**Data section:**

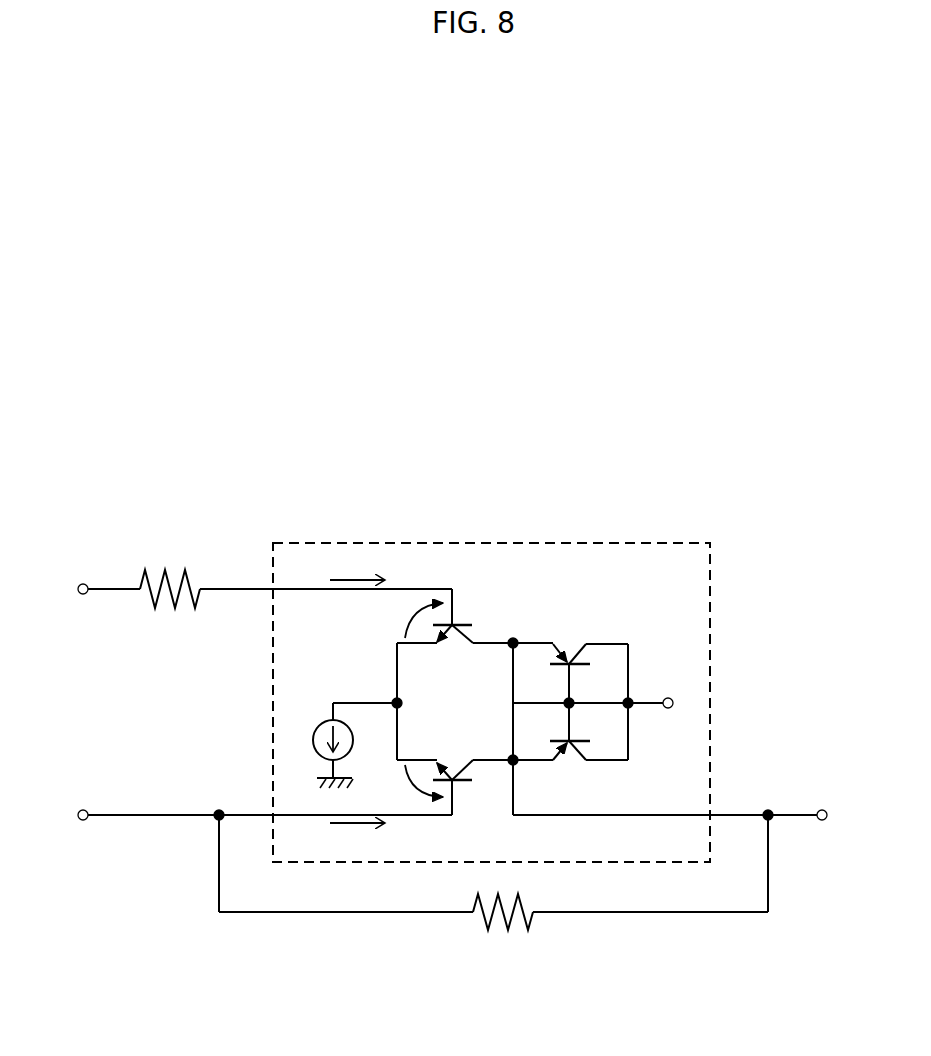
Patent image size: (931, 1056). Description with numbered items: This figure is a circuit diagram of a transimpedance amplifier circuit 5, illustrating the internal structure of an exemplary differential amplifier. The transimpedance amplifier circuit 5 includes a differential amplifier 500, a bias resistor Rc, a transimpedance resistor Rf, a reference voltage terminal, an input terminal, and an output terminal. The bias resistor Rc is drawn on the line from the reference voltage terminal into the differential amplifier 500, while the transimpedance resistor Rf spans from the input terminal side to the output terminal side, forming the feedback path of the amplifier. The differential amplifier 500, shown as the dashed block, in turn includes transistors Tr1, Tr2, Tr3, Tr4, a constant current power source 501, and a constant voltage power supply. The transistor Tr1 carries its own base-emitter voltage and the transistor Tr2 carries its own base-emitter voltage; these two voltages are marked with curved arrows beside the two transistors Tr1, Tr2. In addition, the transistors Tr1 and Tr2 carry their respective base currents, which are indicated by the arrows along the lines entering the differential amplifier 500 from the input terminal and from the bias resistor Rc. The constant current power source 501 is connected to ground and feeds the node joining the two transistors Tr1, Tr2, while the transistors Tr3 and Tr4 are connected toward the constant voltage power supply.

The transimpedance amplifier circuit 5 is at (490, 388).
The differential amplifier 500 is at (710, 543).
The constant current power source 501 is at (328, 722).
The transistor Tr1 is at (453, 772).
The transistor Tr2 is at (453, 635).
The transistor Tr3 is at (570, 750).
The transistor Tr4 is at (570, 658).
The bias resistor Rc is at (170, 575).
The transimpedance resistor Rf is at (503, 930).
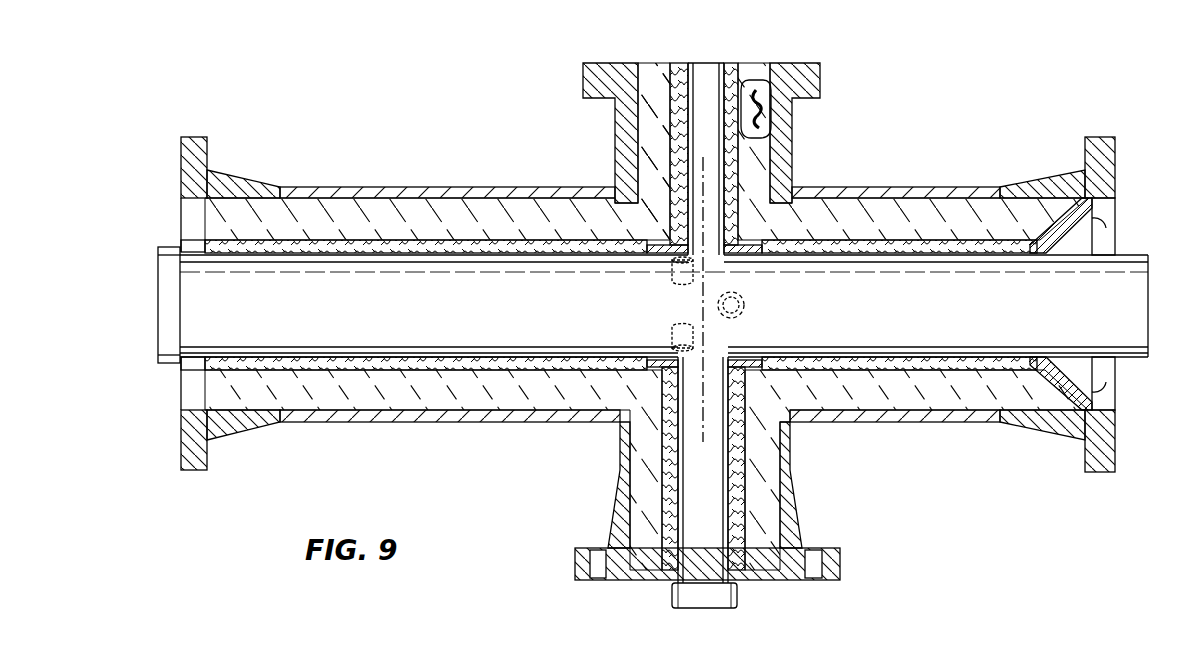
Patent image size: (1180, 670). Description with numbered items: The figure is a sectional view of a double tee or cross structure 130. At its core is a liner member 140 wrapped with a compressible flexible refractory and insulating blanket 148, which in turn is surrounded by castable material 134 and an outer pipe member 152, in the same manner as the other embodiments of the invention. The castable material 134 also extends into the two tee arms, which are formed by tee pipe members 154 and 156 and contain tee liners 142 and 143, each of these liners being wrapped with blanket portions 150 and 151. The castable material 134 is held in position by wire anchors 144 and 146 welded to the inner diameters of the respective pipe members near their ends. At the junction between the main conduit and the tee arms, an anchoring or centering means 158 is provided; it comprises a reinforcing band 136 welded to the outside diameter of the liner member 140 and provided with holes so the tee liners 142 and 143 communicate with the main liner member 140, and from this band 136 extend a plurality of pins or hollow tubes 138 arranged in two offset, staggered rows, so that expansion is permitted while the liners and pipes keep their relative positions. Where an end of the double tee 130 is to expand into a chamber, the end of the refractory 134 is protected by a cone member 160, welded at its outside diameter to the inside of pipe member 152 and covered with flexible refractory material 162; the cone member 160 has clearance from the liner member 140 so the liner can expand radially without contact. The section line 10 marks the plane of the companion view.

The section line 10 is at (703, 162).
The double tee or cross structure 130 is at (882, 126).
The castable material 134 is at (882, 208).
The reinforcing band 136 is at (652, 257).
The pins or hollow tubes 138 is at (752, 322).
The liner member 140 is at (938, 262).
The tee liner 142 is at (666, 455).
The tee liner 143 is at (693, 78).
The wire anchor 144 is at (757, 94).
The wire anchor 146 is at (1028, 433).
The compressible flexible refractory and insulating blanket 148 is at (930, 420).
The blanket portion 150 is at (742, 507).
The blanket portion 151 is at (730, 68).
The pipe member 152 is at (492, 424).
The tee pipe member 154 is at (818, 436).
The tee pipe member 156 is at (620, 118).
The anchoring or centering means 158 is at (650, 322).
The cone member 160 is at (1117, 200).
The flexible refractory material 162 is at (1036, 203).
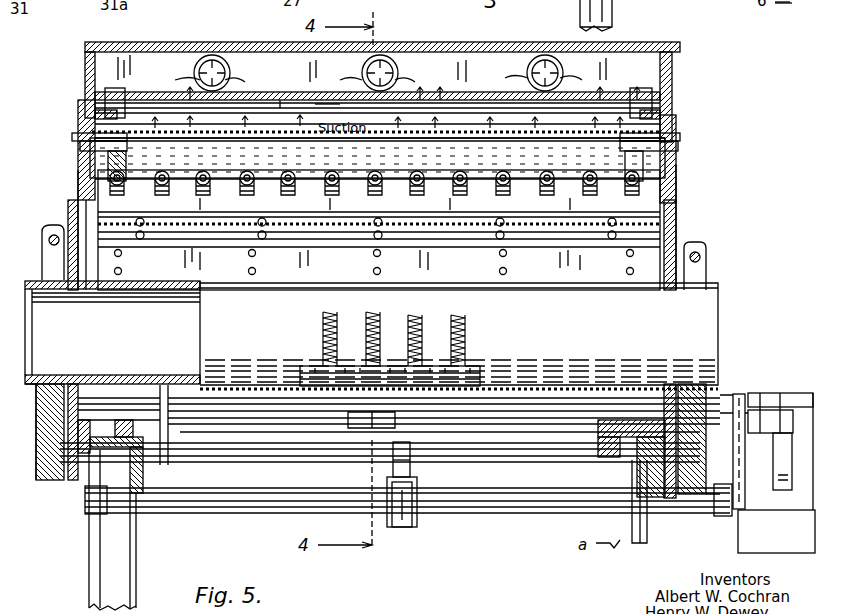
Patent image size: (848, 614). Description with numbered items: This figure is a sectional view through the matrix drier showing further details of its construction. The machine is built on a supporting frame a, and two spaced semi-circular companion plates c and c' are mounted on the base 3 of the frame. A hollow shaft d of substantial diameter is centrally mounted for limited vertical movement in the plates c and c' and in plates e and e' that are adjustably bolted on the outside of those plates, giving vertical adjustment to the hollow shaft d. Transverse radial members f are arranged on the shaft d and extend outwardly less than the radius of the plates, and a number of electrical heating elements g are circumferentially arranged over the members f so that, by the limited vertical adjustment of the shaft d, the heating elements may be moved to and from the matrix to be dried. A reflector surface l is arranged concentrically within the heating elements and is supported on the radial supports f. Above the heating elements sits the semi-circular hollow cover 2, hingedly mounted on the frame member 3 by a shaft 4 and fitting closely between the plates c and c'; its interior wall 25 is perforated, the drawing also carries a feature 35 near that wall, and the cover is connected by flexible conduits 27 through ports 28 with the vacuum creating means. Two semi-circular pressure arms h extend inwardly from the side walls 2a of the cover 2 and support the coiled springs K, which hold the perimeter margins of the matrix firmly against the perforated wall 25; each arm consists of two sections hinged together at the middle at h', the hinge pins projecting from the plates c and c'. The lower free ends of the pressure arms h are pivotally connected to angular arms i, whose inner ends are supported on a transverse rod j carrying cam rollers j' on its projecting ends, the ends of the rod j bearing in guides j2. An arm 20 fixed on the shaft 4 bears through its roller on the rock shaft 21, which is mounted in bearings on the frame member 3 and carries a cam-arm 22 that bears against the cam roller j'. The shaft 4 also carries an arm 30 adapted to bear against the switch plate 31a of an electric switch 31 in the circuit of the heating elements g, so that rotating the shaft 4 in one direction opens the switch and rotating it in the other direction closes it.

The supporting frame a is at (673, 70).
The cover 2 is at (85, 68).
The side walls of the cover 2a is at (78, 186).
The base / frame member 3 is at (80, 478).
The shaft 4 is at (268, 420).
The arm 20 is at (742, 396).
The rock shaft 21 is at (220, 505).
The cam-arm 22 is at (400, 527).
The perforated interior wall 25 is at (292, 100).
The flexible conduits 27 is at (212, 54).
The ports 28 is at (150, 95).
The arm 30 is at (782, 492).
The electric switch 31 is at (740, 546).
The switch plate 31a is at (805, 395).
The suction slot 35 is at (318, 105).
The coiled springs K is at (118, 110).
The semi-circular companion plate c is at (59, 225).
The semi-circular companion plate c' is at (694, 227).
The hollow shaft d is at (708, 327).
The plate e is at (51, 234).
The plate e' is at (717, 266).
The transverse radial members f is at (705, 265).
The electrical heating elements g is at (240, 183).
The semi-circular pressure arms h is at (431, 175).
The hinge h' is at (381, 149).
The angular arms i is at (175, 470).
The transverse rod j is at (440, 459).
The cam rollers j' is at (424, 465).
The guides j2 is at (140, 490).
The reflector surface l is at (312, 222).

**What the exercise asks:**
Reproduce every line of the listing above without changes, leaving out the pictures.

**Solution for this task:**
Patent image size: (931, 1056). Description with numbered items: This figure is a circuit diagram of a transimpedance amplifier circuit 5, illustrating the internal structure of an exemplary differential amplifier. The transimpedance amplifier circuit 5 includes a differential amplifier 500, a bias resistor Rc, a transimpedance resistor Rf, a reference voltage terminal, an input terminal, and an output terminal. The bias resistor Rc is drawn on the line from the reference voltage terminal into the differential amplifier 500, while the transimpedance resistor Rf spans from the input terminal side to the output terminal side, forming the feedback path of the amplifier. The differential amplifier 500, shown as the dashed block, in turn includes transistors Tr1, Tr2, Tr3, Tr4, a constant current power source 501, and a constant voltage power supply. The transistor Tr1 carries its own base-emitter voltage and the transistor Tr2 carries its own base-emitter voltage; these two voltages are marked with curved arrows beside the two transistors Tr1, Tr2. In addition, the transistors Tr1 and Tr2 carry their respective base currents, which are indicated by the arrows along the lines entering the differential amplifier 500 from the input terminal and from the bias resistor Rc. The constant current power source 501 is connected to ground and feeds the node joining the two transistors Tr1, Tr2, while the transistors Tr3 and Tr4 are connected toward the constant voltage power supply.

The transimpedance amplifier circuit 5 is at (490, 388).
The differential amplifier 500 is at (710, 543).
The constant current power source 501 is at (328, 722).
The transistor Tr1 is at (453, 772).
The transistor Tr2 is at (453, 635).
The transistor Tr3 is at (570, 750).
The transistor Tr4 is at (570, 658).
The bias resistor Rc is at (170, 575).
The transimpedance resistor Rf is at (503, 930).
Patent image size: (1180, 670). Description with numbered items: The figure is a sectional view of a double tee or cross structure 130. At its core is a liner member 140 wrapped with a compressible flexible refractory and insulating blanket 148, which in turn is surrounded by castable material 134 and an outer pipe member 152, in the same manner as the other embodiments of the invention. The castable material 134 also extends into the two tee arms, which are formed by tee pipe members 154 and 156 and contain tee liners 142 and 143, each of these liners being wrapped with blanket portions 150 and 151. The castable material 134 is held in position by wire anchors 144 and 146 welded to the inner diameters of the respective pipe members near their ends. At the junction between the main conduit and the tee arms, an anchoring or centering means 158 is provided; it comprises a reinforcing band 136 welded to the outside diameter of the liner member 140 and provided with holes so the tee liners 142 and 143 communicate with the main liner member 140, and from this band 136 extend a plurality of pins or hollow tubes 138 arranged in two offset, staggered rows, so that expansion is permitted while the liners and pipes keep their relative positions. Where an end of the double tee 130 is to expand into a chamber, the end of the refractory 134 is protected by a cone member 160, welded at its outside diameter to the inside of pipe member 152 and covered with flexible refractory material 162; the cone member 160 has clearance from the liner member 140 so the liner can expand radially without contact. The section line 10 marks the plane of the companion view.

The section line 10 is at (703, 162).
The double tee or cross structure 130 is at (882, 126).
The castable material 134 is at (882, 208).
The reinforcing band 136 is at (652, 257).
The pins or hollow tubes 138 is at (752, 322).
The liner member 140 is at (938, 262).
The tee liner 142 is at (666, 455).
The tee liner 143 is at (693, 78).
The wire anchor 144 is at (757, 94).
The wire anchor 146 is at (1028, 433).
The compressible flexible refractory and insulating blanket 148 is at (930, 420).
The blanket portion 150 is at (742, 507).
The blanket portion 151 is at (730, 68).
The pipe member 152 is at (492, 424).
The tee pipe member 154 is at (818, 436).
The tee pipe member 156 is at (620, 118).
The anchoring or centering means 158 is at (650, 322).
The cone member 160 is at (1117, 200).
The flexible refractory material 162 is at (1036, 203).
Patent image size: (848, 614). Description with numbered items: This figure is a sectional view through the matrix drier showing further details of its construction. The machine is built on a supporting frame a, and two spaced semi-circular companion plates c and c' are mounted on the base 3 of the frame. A hollow shaft d of substantial diameter is centrally mounted for limited vertical movement in the plates c and c' and in plates e and e' that are adjustably bolted on the outside of those plates, giving vertical adjustment to the hollow shaft d. Transverse radial members f are arranged on the shaft d and extend outwardly less than the radius of the plates, and a number of electrical heating elements g are circumferentially arranged over the members f so that, by the limited vertical adjustment of the shaft d, the heating elements may be moved to and from the matrix to be dried. A reflector surface l is arranged concentrically within the heating elements and is supported on the radial supports f. Above the heating elements sits the semi-circular hollow cover 2, hingedly mounted on the frame member 3 by a shaft 4 and fitting closely between the plates c and c'; its interior wall 25 is perforated, the drawing also carries a feature 35 near that wall, and the cover is connected by flexible conduits 27 through ports 28 with the vacuum creating means. Two semi-circular pressure arms h extend inwardly from the side walls 2a of the cover 2 and support the coiled springs K, which hold the perimeter margins of the matrix firmly against the perforated wall 25; each arm consists of two sections hinged together at the middle at h', the hinge pins projecting from the plates c and c'. The lower free ends of the pressure arms h are pivotally connected to angular arms i, whose inner ends are supported on a transverse rod j carrying cam rollers j' on its projecting ends, the ends of the rod j bearing in guides j2. An arm 20 fixed on the shaft 4 bears through its roller on the rock shaft 21, which is mounted in bearings on the frame member 3 and carries a cam-arm 22 that bears against the cam roller j'. The shaft 4 also carries an arm 30 adapted to bear against the switch plate 31a of an electric switch 31 in the circuit of the heating elements g, so that rotating the shaft 4 in one direction opens the switch and rotating it in the other direction closes it.

The supporting frame a is at (673, 70).
The cover 2 is at (85, 68).
The side walls of the cover 2a is at (78, 186).
The base / frame member 3 is at (80, 478).
The shaft 4 is at (268, 420).
The arm 20 is at (742, 396).
The rock shaft 21 is at (220, 505).
The cam-arm 22 is at (400, 527).
The perforated interior wall 25 is at (292, 100).
The flexible conduits 27 is at (212, 54).
The ports 28 is at (150, 95).
The arm 30 is at (782, 492).
The electric switch 31 is at (740, 546).
The switch plate 31a is at (805, 395).
The suction slot 35 is at (318, 105).
The coiled springs K is at (118, 110).
The semi-circular companion plate c is at (59, 225).
The semi-circular companion plate c' is at (694, 227).
The hollow shaft d is at (708, 327).
The plate e is at (51, 234).
The plate e' is at (717, 266).
The transverse radial members f is at (705, 265).
The electrical heating elements g is at (240, 183).
The semi-circular pressure arms h is at (431, 175).
The hinge h' is at (381, 149).
The angular arms i is at (175, 470).
The transverse rod j is at (440, 459).
The cam rollers j' is at (424, 465).
The guides j2 is at (140, 490).
The reflector surface l is at (312, 222).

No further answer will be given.